PROMPT:
Look for "data" in each line of the entries, and return the matching lines.

INPUT ROWS:
#####

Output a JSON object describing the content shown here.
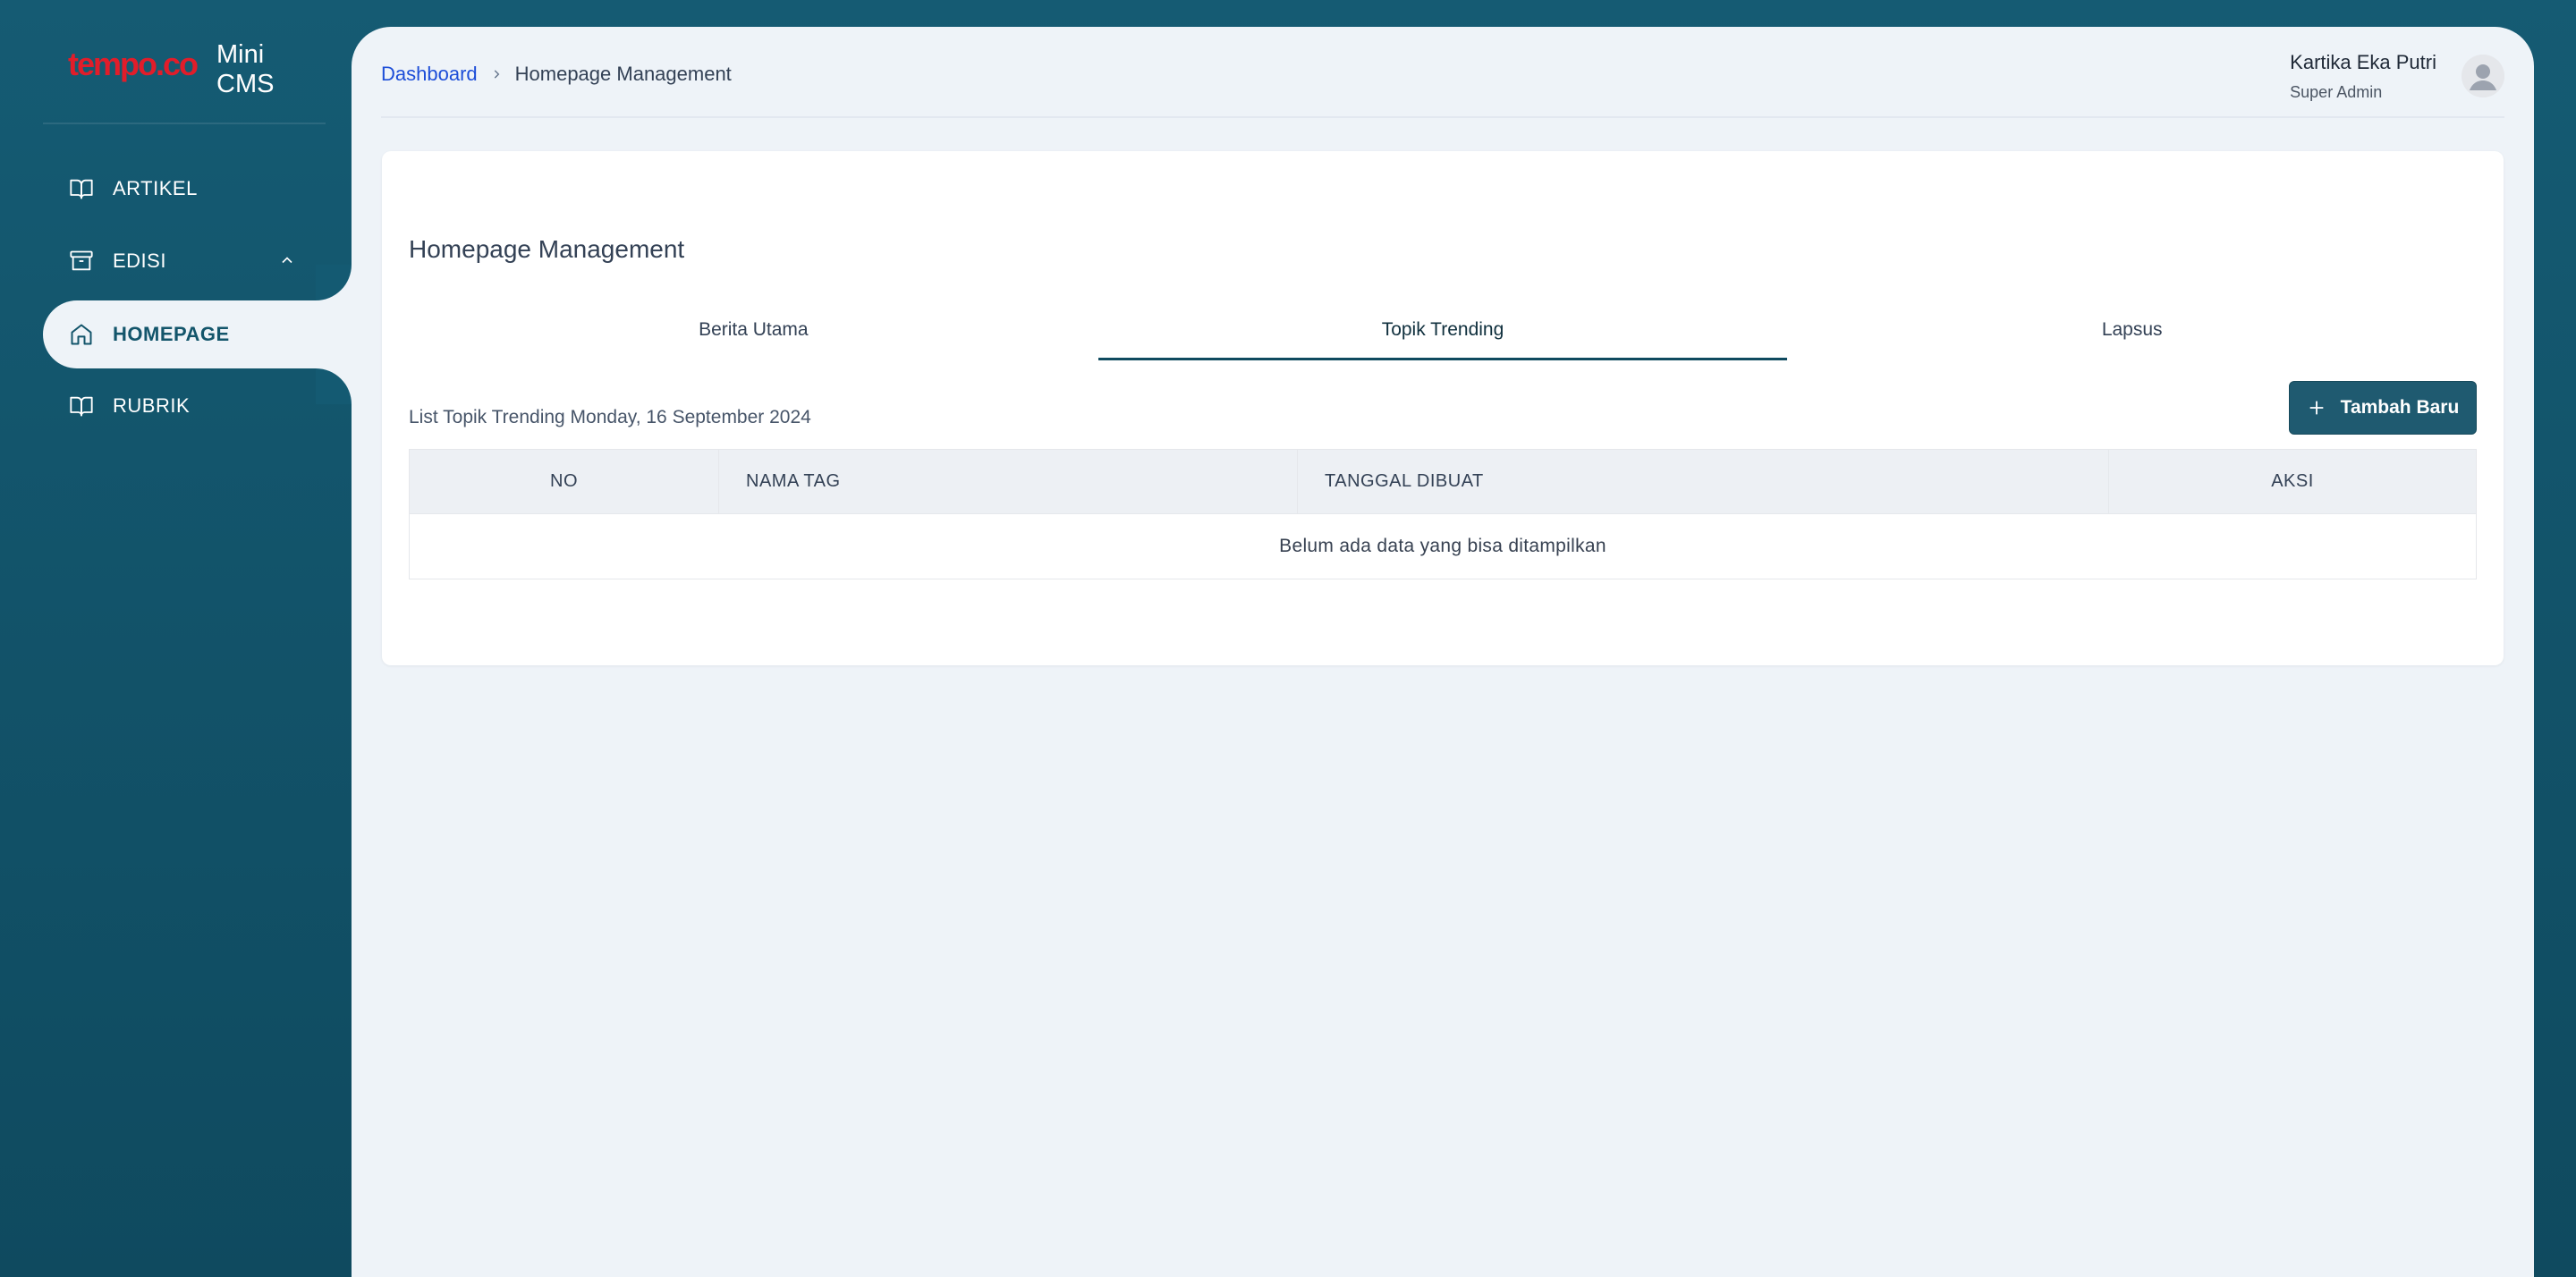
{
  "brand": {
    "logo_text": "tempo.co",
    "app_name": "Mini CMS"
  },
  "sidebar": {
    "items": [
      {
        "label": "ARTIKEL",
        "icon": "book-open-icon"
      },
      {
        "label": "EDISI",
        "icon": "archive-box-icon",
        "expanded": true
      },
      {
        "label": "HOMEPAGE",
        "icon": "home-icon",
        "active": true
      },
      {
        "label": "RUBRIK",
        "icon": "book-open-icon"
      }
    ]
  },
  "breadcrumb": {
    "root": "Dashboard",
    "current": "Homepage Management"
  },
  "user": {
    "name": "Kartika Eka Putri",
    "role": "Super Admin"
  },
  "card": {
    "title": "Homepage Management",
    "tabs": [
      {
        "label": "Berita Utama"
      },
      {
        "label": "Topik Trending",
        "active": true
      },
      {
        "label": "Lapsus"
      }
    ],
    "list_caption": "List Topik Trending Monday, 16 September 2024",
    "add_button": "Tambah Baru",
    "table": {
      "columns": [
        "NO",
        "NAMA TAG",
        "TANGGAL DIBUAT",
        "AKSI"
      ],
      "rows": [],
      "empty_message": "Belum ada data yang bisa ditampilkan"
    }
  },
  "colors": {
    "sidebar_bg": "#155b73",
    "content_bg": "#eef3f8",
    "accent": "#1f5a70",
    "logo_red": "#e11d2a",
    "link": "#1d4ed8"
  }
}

#####

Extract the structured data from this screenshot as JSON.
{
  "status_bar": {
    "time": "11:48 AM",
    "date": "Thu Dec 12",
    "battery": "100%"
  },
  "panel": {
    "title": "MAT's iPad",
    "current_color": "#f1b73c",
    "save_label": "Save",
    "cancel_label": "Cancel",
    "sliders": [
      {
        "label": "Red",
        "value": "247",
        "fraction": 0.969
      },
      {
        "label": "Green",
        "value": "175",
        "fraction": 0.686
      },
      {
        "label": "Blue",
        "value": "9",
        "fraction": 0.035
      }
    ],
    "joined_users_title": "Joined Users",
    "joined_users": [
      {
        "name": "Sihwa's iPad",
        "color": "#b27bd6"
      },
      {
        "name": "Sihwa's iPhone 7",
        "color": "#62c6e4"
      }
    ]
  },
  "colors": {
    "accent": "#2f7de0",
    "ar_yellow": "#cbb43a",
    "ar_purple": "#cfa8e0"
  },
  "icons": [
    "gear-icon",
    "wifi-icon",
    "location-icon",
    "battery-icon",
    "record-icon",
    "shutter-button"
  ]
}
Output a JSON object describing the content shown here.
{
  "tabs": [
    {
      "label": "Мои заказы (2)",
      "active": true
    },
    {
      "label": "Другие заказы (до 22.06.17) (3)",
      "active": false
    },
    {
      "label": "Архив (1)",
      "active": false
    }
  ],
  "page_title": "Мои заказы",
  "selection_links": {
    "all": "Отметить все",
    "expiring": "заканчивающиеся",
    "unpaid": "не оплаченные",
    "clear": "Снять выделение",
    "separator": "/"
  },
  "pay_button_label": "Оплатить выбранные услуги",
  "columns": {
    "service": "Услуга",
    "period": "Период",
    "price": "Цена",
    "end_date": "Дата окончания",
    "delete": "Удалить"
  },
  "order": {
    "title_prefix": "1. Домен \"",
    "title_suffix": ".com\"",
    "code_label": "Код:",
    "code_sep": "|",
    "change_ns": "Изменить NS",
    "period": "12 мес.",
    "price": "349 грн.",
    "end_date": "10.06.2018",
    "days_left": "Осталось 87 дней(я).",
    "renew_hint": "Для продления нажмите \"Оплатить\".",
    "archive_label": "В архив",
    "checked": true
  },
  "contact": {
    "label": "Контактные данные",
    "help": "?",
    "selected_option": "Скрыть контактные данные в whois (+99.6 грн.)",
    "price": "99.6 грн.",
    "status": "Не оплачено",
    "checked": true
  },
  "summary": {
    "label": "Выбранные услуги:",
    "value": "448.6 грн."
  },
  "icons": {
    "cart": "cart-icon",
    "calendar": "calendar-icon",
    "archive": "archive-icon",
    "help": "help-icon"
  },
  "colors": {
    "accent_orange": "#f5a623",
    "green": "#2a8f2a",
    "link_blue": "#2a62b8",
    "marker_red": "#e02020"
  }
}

#####

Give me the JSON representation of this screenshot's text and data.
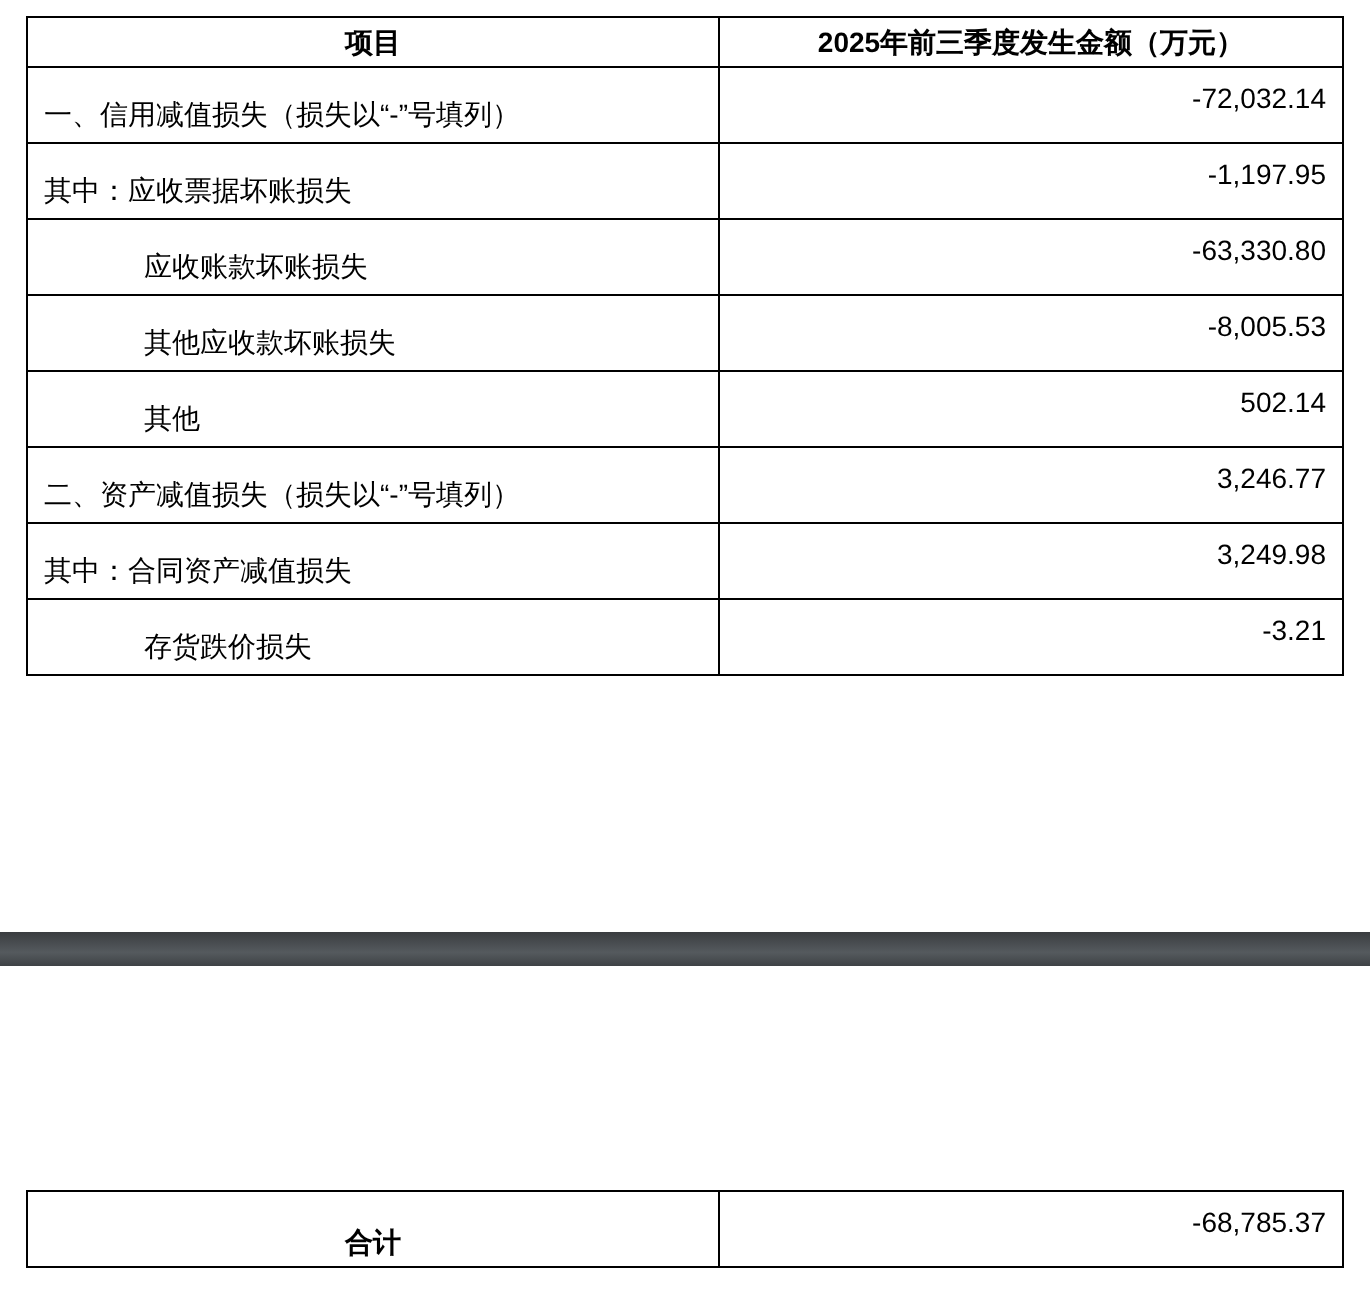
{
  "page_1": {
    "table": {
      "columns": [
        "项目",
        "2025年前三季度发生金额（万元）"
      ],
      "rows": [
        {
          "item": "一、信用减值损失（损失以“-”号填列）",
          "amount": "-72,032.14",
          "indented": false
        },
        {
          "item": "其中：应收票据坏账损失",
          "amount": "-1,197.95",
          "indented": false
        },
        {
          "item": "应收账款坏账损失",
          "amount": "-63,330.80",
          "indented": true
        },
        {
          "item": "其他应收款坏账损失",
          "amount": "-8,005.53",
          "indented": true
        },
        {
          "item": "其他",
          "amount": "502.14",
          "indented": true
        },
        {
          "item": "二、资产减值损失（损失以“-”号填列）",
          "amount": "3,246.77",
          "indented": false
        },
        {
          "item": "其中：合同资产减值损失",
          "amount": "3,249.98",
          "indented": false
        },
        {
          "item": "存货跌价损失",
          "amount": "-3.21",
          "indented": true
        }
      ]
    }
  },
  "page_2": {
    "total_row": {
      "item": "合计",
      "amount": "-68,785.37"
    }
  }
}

#####

TASK RESPONSE:
      "empty_message": "Belum ada data yang bisa ditampilkan"
Extract the structured data from this screenshot as JSON.
Give me the JSON representation of this screenshot's text and data.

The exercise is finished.